TASK STATEMENT: Output all of the data below exactly as given.

Records contained in a dataset:
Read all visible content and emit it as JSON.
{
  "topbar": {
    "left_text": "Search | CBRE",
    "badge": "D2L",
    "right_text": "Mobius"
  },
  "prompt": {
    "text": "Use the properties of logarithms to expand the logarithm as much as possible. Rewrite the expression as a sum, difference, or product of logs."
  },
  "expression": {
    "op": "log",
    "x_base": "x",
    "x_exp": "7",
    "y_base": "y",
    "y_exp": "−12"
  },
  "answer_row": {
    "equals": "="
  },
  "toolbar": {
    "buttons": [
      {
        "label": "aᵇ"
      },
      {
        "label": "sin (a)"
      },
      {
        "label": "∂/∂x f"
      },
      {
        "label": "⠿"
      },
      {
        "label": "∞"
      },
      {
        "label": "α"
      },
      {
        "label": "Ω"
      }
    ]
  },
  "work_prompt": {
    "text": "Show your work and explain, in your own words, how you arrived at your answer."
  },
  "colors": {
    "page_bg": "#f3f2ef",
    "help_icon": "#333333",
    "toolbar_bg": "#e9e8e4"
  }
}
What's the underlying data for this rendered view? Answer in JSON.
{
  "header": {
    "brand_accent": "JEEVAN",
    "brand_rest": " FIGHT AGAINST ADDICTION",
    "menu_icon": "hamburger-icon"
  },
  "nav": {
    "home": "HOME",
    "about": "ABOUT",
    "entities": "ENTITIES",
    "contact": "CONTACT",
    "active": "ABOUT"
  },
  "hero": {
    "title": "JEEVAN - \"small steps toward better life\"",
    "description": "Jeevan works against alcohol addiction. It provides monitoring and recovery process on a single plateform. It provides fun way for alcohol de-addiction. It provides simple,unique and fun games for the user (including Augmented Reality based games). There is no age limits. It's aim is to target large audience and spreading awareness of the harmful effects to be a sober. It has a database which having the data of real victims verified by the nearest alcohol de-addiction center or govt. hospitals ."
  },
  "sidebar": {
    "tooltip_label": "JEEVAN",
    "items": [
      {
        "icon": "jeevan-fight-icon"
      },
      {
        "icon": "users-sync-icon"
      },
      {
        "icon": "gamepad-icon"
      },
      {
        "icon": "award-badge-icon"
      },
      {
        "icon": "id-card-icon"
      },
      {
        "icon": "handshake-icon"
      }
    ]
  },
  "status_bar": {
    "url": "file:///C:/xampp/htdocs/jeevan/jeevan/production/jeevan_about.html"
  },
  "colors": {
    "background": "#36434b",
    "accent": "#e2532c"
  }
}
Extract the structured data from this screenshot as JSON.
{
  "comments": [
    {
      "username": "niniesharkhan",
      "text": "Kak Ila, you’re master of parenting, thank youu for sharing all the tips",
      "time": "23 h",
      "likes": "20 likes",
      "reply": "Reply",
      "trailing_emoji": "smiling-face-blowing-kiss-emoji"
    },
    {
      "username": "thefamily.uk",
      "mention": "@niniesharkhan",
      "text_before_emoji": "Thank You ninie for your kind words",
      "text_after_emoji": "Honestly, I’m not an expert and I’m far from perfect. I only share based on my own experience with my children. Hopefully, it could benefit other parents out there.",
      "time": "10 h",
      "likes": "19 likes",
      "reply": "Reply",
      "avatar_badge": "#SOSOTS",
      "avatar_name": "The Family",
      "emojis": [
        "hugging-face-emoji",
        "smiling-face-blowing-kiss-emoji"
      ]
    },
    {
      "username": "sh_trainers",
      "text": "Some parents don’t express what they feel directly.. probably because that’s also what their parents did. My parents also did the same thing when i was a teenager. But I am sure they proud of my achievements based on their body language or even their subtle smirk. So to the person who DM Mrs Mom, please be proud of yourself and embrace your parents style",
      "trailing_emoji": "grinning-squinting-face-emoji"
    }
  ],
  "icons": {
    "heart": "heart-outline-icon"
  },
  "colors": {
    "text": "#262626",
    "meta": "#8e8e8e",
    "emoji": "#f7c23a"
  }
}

RESPONSE TO THIS EXERCISE:
Read all visible content and emit it as JSON.
{
  "topbar": {
    "left_text": "Search | CBRE",
    "badge": "D2L",
    "right_text": "Mobius"
  },
  "prompt": {
    "text": "Use the properties of logarithms to expand the logarithm as much as possible. Rewrite the expression as a sum, difference, or product of logs."
  },
  "expression": {
    "op": "log",
    "x_base": "x",
    "x_exp": "7",
    "y_base": "y",
    "y_exp": "−12"
  },
  "answer_row": {
    "equals": "="
  },
  "toolbar": {
    "buttons": [
      {
        "label": "aᵇ"
      },
      {
        "label": "sin (a)"
      },
      {
        "label": "∂/∂x f"
      },
      {
        "label": "⠿"
      },
      {
        "label": "∞"
      },
      {
        "label": "α"
      },
      {
        "label": "Ω"
      }
    ]
  },
  "work_prompt": {
    "text": "Show your work and explain, in your own words, how you arrived at your answer."
  },
  "colors": {
    "page_bg": "#f3f2ef",
    "help_icon": "#333333",
    "toolbar_bg": "#e9e8e4"
  }
}
What's the underlying data for this rendered view? Answer in JSON.
{
  "header": {
    "brand_accent": "JEEVAN",
    "brand_rest": " FIGHT AGAINST ADDICTION",
    "menu_icon": "hamburger-icon"
  },
  "nav": {
    "home": "HOME",
    "about": "ABOUT",
    "entities": "ENTITIES",
    "contact": "CONTACT",
    "active": "ABOUT"
  },
  "hero": {
    "title": "JEEVAN - \"small steps toward better life\"",
    "description": "Jeevan works against alcohol addiction. It provides monitoring and recovery process on a single plateform. It provides fun way for alcohol de-addiction. It provides simple,unique and fun games for the user (including Augmented Reality based games). There is no age limits. It's aim is to target large audience and spreading awareness of the harmful effects to be a sober. It has a database which having the data of real victims verified by the nearest alcohol de-addiction center or govt. hospitals ."
  },
  "sidebar": {
    "tooltip_label": "JEEVAN",
    "items": [
      {
        "icon": "jeevan-fight-icon"
      },
      {
        "icon": "users-sync-icon"
      },
      {
        "icon": "gamepad-icon"
      },
      {
        "icon": "award-badge-icon"
      },
      {
        "icon": "id-card-icon"
      },
      {
        "icon": "handshake-icon"
      }
    ]
  },
  "status_bar": {
    "url": "file:///C:/xampp/htdocs/jeevan/jeevan/production/jeevan_about.html"
  },
  "colors": {
    "background": "#36434b",
    "accent": "#e2532c"
  }
}
Extract the structured data from this screenshot as JSON.
{
  "comments": [
    {
      "username": "niniesharkhan",
      "text": "Kak Ila, you’re master of parenting, thank youu for sharing all the tips",
      "time": "23 h",
      "likes": "20 likes",
      "reply": "Reply",
      "trailing_emoji": "smiling-face-blowing-kiss-emoji"
    },
    {
      "username": "thefamily.uk",
      "mention": "@niniesharkhan",
      "text_before_emoji": "Thank You ninie for your kind words",
      "text_after_emoji": "Honestly, I’m not an expert and I’m far from perfect. I only share based on my own experience with my children. Hopefully, it could benefit other parents out there.",
      "time": "10 h",
      "likes": "19 likes",
      "reply": "Reply",
      "avatar_badge": "#SOSOTS",
      "avatar_name": "The Family",
      "emojis": [
        "hugging-face-emoji",
        "smiling-face-blowing-kiss-emoji"
      ]
    },
    {
      "username": "sh_trainers",
      "text": "Some parents don’t express what they feel directly.. probably because that’s also what their parents did. My parents also did the same thing when i was a teenager. But I am sure they proud of my achievements based on their body language or even their subtle smirk. So to the person who DM Mrs Mom, please be proud of yourself and embrace your parents style",
      "trailing_emoji": "grinning-squinting-face-emoji"
    }
  ],
  "icons": {
    "heart": "heart-outline-icon"
  },
  "colors": {
    "text": "#262626",
    "meta": "#8e8e8e",
    "emoji": "#f7c23a"
  }
}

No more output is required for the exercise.